Stated task - Convert the records below into a Markdown table with the columns Row and Record line, starting at the line containing "172, 185, 186]" and continuing through the end of the records. Number each row, skip blank lines, and omit the pictures.

Excerpted data -
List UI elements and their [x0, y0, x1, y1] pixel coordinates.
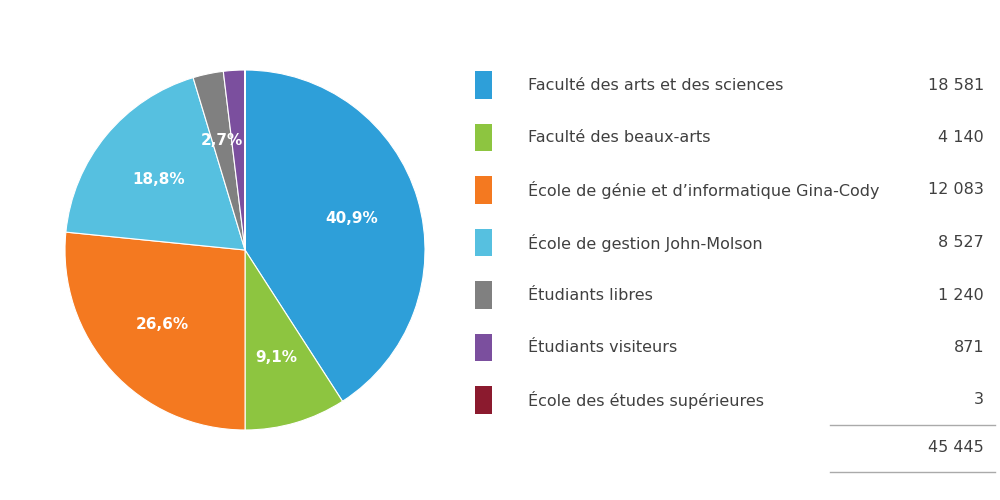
Text: 18,8%: 18,8%	[133, 172, 185, 186]
Text: Étudiants visiteurs: Étudiants visiteurs	[528, 340, 678, 355]
Bar	[475, 386, 492, 414]
Text: Étudiants libres: Étudiants libres	[528, 288, 653, 302]
Text: 4 140: 4 140	[938, 130, 984, 145]
Text: 871: 871	[953, 340, 984, 355]
Text: 12 083: 12 083	[928, 182, 984, 198]
Text: 45 445: 45 445	[928, 440, 984, 455]
Bar	[475, 334, 492, 361]
Text: 1 240: 1 240	[938, 288, 984, 302]
Text: 26,6%: 26,6%	[136, 318, 189, 332]
Text: 9,1%: 9,1%	[256, 350, 298, 364]
Text: 2,7%: 2,7%	[201, 134, 243, 148]
Bar	[475, 71, 492, 99]
Text: 8 527: 8 527	[938, 235, 984, 250]
Wedge shape	[65, 232, 245, 430]
Wedge shape	[193, 72, 245, 250]
Text: Faculté des beaux-arts: Faculté des beaux-arts	[528, 130, 711, 145]
Text: École de génie et d’informatique Gina-Cody: École de génie et d’informatique Gina-Co…	[528, 181, 880, 199]
Bar	[475, 281, 492, 309]
Text: 18 581: 18 581	[928, 78, 984, 92]
Text: École de gestion John-Molson: École de gestion John-Molson	[528, 234, 763, 252]
Bar	[475, 176, 492, 204]
Text: 3: 3	[974, 392, 984, 407]
Wedge shape	[245, 250, 343, 430]
Text: École des études supérieures: École des études supérieures	[528, 391, 764, 409]
Text: 40,9%: 40,9%	[326, 211, 378, 226]
Bar	[475, 124, 492, 151]
Wedge shape	[245, 70, 425, 402]
Wedge shape	[66, 78, 245, 250]
Wedge shape	[223, 70, 245, 250]
Text: Faculté des arts et des sciences: Faculté des arts et des sciences	[528, 78, 784, 92]
Bar	[475, 229, 492, 256]
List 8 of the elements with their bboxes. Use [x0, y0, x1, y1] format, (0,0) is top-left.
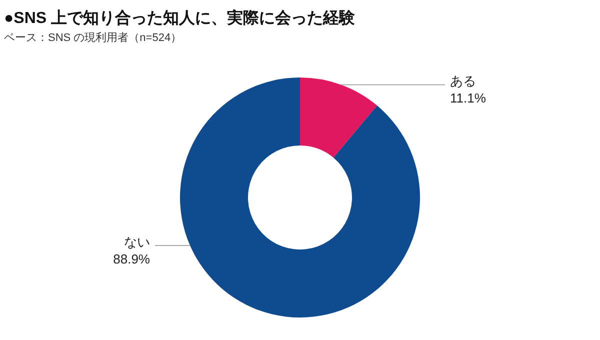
chart-title: ●SNS 上で知り合った知人に、実際に会った経験	[4, 8, 356, 27]
chart-subtitle: ベース：SNS の現利用者（n=524）	[4, 31, 182, 44]
slice-label: ある	[450, 74, 476, 89]
slice-label: ない	[124, 234, 150, 250]
data-label: 11.1%	[450, 90, 486, 106]
data-label: 88.9%	[113, 252, 150, 266]
donut-slice	[300, 78, 378, 158]
donut-slice	[180, 78, 420, 318]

Full answer -
| Row | Record line |
|---|---|
| 1 | Text: 18,8%: 18,8%	[133, 172, 185, 186] |
| 2 | Text: Étudiants visiteurs: Étudiants visiteurs	[528, 340, 678, 355] |
| 3 | Bar	[475, 386, 492, 414] |
| 4 | Text: Étudiants libres: Étudiants libres	[528, 288, 653, 302] |
| 5 | Text: 4 140: 4 140	[938, 130, 984, 145] |
| 6 | Text: 871: 871	[953, 340, 984, 355] |
| 7 | Text: 12 083: 12 083	[928, 182, 984, 198] |
| 8 | Text: 45 445: 45 445	[928, 440, 984, 455] |
| 9 | Bar	[475, 334, 492, 361] |
| 10 | Text: 1 240: 1 240	[938, 288, 984, 302] |
| 11 | Text: 26,6%: 26,6%	[136, 318, 189, 332] |
| 12 | Text: 9,1%: 9,1%	[256, 350, 298, 364] |
| 13 | Text: 2,7%: 2,7%	[201, 134, 243, 148] |
| 14 | Bar	[475, 71, 492, 99] |
| 15 | Text: 8 527: 8 527	[938, 235, 984, 250] |
| 16 | Wedge shape	[65, 232, 245, 430] |
| 17 | Wedge shape	[193, 72, 245, 250] |
| 18 | Text: Faculté des beaux-arts: Faculté des beaux-arts	[528, 130, 711, 145] |
| 19 | Text: École de génie et d’informatique Gina-Cody: École de génie et d’informatique Gina-Co…	[528, 181, 880, 199] |
| 20 | Bar	[475, 281, 492, 309] |
| 21 | Text: 18 581: 18 581	[928, 78, 984, 92] |
| 22 | Text: École de gestion John-Molson: École de gestion John-Molson	[528, 234, 763, 252] |
| 23 | Bar	[475, 176, 492, 204] |
| 24 | Text: 3: 3	[974, 392, 984, 407] |
| 25 | Wedge shape	[245, 250, 343, 430] |
| 26 | Text: École des études supérieures: École des études supérieures	[528, 391, 764, 409] |
| 27 | Text: 40,9%: 40,9%	[326, 211, 378, 226] |
| 28 | Bar	[475, 124, 492, 151] |
| 29 | Wedge shape	[245, 70, 425, 402] |
| 30 | Wedge shape	[66, 78, 245, 250] |
| 31 | Wedge shape	[223, 70, 245, 250] |
| 32 | Text: Faculté des arts et des sciences: Faculté des arts et des sciences	[528, 78, 784, 92] |
| 33 | Bar	[475, 229, 492, 256] |
| 34 | List 8 of the elements with their bboxes. Use [x0, y0, x1, y1] format, (0,0) is top-left. |
| 35 | chart-title: ●SNS 上で知り合った知人に、実際に会った経験	[4, 8, 356, 27] |
| 36 | chart-subtitle: ベース：SNS の現利用者（n=524）	[4, 31, 182, 44] |
| 37 | slice-label: ある	[450, 74, 476, 89] |
| 38 | slice-label: ない	[124, 234, 150, 250] |
| 39 | data-label: 11.1%	[450, 90, 486, 106] |
| 40 | data-label: 88.9%	[113, 252, 150, 266] |
| 41 | donut-slice	[300, 78, 378, 158] |
| 42 | donut-slice	[180, 78, 420, 318] |